Provided text:
○ ○ ○

This is the text of an article / interview in Sound's July 1980 issue.

Parts of this interview were later used in the band's newsletter, "The Morning Sun".

I have tried to maintain the original page layout by using columns and, at least on the first page, the picture used in the magazine. Pages are separated by a double line. For page two, there is a picture of the band which I do not have a scan of. Instead, I put in the album cover in the center of the page.


Once rumoured to be The Beatles, Klaatu
has finally come out from under their
wraps and is offering names and faces to
go with their new album. David Farrell
conducts an exclusive interview.

After numerous requests, Sound Magazine has been granted the first in-person interview with Canada's internationally infmaous group - Klaatu. The trio consists of John Woloschuk, Terry Draper and Dee Long, and if you don't recognize their names, don't worry, neither did we.

Fourth member Terry Brown has since bowed out of active involvement in the gruop since his position was purely as a technical advisor and producer. We say this in a highly complimentary sense, for Borwn's perfectionist standards on Klaatu and Hope rank high on the list of audio extravaganzas in our rock library of the '70s. It is worth noting that Nautilus Records in San Francisco has just released the first Klaatu LP as a hlaf-speed cutting, which should be available in the Canadian market in the next few weeks.

A bit of background on Klaatu is, perhaps, in order. First, the group's name was taken from the film The Day The Earth Stood Still . Klaatu was a peace emissary from outer space who landed on earth in the mid 1900's. His arrival on earth was at 3:47 E.S.T., thus the sub-title of Klaatu's debut album.

○ ○ ○

Data records:
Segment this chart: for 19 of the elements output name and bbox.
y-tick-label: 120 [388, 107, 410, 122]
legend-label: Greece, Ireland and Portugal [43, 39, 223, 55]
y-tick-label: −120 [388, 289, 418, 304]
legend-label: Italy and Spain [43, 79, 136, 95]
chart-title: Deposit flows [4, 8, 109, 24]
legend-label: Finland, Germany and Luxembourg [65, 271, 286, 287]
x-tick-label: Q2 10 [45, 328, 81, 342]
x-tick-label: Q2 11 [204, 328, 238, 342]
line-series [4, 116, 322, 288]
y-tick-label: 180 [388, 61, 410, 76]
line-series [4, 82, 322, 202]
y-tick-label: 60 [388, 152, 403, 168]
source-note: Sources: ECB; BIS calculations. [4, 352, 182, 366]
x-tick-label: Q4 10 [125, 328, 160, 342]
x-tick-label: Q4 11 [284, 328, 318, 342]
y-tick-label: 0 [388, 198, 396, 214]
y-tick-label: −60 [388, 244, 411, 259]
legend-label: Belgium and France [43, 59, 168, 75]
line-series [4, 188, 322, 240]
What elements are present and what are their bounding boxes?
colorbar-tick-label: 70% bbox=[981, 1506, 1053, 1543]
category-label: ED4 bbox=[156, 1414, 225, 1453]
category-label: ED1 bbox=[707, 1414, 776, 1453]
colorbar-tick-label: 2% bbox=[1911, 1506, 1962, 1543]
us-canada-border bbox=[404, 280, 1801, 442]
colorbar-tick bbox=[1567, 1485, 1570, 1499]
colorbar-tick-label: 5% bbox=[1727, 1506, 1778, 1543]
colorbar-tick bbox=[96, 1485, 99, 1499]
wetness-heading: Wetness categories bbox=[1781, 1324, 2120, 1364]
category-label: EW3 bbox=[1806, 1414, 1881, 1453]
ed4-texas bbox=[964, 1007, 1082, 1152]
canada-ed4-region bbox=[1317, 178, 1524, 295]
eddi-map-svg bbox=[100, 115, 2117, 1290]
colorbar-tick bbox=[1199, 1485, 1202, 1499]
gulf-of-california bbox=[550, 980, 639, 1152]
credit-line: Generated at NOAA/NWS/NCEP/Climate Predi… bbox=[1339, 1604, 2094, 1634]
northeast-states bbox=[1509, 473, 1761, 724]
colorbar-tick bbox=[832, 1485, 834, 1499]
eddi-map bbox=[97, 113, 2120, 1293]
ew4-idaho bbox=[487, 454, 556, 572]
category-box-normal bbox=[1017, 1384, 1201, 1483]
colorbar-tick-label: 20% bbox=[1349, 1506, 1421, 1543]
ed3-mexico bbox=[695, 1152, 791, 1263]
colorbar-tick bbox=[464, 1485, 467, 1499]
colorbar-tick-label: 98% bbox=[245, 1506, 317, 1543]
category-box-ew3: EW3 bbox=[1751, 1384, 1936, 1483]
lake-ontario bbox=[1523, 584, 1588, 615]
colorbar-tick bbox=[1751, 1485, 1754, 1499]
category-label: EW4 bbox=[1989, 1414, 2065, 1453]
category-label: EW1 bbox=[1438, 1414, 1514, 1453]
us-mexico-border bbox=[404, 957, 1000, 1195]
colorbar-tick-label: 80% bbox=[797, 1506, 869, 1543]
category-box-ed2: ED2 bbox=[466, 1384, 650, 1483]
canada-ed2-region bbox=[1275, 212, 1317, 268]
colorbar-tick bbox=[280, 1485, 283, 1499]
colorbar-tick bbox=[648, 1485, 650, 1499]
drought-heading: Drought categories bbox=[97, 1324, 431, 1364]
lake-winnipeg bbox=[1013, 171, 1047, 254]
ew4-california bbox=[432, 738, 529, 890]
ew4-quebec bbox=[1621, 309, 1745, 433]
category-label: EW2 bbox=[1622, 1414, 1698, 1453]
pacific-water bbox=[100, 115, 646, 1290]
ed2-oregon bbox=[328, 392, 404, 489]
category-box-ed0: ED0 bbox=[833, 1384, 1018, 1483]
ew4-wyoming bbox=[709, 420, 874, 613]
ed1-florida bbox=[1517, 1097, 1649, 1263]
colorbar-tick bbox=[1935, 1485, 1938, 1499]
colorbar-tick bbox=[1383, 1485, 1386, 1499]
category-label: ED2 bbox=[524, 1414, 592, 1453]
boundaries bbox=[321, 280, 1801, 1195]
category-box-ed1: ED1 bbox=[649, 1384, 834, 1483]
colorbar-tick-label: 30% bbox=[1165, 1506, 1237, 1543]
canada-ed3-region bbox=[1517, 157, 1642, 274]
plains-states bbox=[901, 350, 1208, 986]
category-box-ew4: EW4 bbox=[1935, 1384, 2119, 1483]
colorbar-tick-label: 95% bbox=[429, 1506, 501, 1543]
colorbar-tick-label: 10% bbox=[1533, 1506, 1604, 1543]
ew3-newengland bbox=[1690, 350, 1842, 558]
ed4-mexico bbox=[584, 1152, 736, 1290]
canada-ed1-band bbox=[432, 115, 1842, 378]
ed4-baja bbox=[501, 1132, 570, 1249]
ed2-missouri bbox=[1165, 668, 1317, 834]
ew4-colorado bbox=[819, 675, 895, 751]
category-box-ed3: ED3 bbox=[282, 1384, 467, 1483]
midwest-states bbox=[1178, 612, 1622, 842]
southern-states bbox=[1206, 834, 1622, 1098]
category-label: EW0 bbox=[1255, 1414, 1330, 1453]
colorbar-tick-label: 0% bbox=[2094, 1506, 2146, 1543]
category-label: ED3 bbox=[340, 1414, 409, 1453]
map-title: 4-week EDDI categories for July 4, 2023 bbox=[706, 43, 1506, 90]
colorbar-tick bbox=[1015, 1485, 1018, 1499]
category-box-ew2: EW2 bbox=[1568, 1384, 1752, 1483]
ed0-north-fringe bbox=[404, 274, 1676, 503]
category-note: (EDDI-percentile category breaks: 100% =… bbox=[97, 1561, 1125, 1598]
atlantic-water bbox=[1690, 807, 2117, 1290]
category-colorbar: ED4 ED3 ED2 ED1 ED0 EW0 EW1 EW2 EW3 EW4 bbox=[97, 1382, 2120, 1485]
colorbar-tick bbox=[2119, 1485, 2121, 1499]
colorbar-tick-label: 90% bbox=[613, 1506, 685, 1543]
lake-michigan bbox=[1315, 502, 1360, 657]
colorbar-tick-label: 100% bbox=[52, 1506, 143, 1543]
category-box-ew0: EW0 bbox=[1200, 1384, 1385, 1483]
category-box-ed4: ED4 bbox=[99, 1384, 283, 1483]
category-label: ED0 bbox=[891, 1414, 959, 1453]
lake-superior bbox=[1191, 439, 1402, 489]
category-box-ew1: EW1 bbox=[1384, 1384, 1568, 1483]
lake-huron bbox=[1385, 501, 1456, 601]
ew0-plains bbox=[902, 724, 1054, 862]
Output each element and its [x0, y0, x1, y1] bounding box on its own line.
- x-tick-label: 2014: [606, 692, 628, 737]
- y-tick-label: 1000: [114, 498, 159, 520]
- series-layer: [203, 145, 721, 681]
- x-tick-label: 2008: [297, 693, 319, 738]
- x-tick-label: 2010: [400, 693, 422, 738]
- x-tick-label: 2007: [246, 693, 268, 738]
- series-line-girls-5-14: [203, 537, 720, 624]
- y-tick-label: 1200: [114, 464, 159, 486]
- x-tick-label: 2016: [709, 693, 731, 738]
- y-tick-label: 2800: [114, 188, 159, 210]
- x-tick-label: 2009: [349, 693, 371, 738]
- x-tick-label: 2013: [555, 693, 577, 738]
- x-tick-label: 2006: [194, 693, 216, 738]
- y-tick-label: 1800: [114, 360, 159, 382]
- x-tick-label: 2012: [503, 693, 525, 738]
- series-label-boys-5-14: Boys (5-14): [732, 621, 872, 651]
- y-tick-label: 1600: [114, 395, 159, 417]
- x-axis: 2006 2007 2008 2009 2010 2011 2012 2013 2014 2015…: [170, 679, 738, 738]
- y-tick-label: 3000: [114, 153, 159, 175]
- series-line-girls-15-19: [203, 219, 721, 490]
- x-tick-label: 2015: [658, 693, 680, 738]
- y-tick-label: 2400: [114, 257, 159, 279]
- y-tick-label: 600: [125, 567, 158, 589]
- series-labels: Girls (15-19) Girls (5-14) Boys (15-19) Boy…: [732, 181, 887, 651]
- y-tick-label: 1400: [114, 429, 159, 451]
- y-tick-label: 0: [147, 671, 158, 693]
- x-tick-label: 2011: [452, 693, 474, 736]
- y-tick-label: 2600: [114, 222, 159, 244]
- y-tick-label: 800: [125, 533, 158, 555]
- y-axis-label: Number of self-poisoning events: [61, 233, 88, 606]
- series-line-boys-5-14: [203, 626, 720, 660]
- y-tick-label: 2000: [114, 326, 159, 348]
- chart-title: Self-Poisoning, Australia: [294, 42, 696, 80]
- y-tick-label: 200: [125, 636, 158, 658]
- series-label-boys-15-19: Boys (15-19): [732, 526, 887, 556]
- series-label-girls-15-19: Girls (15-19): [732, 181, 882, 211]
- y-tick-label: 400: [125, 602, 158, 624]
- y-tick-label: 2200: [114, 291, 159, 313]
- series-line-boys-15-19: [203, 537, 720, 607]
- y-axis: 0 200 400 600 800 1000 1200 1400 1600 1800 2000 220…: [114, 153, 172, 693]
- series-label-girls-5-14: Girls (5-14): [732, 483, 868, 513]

○ ○ ○

Directions:
a: In the Klaatu article, what film was the group's name taken from?
b: Please reproduce word for word the stretch of the Klaatu article from "Parts of this" through "an exclusive interview.".

Worked answers:
a: The Day The Earth Stood Still

b:
Parts of this interview were later used in the band's newsletter, "The Morning Sun".

I have tried to maintain the original page layout by using columns and, at least on the first page, the picture used in the magazine. Pages are separated by a double line. For page two, there is a picture of the band which I do not have a scan of. Instead, I put in the album cover in the center of the page.


Once rumoured to be The Beatles, Klaatu
has finally come out from under their
wraps and is offering names and faces to
go with their new album. David Farrell
conducts an exclusive interview.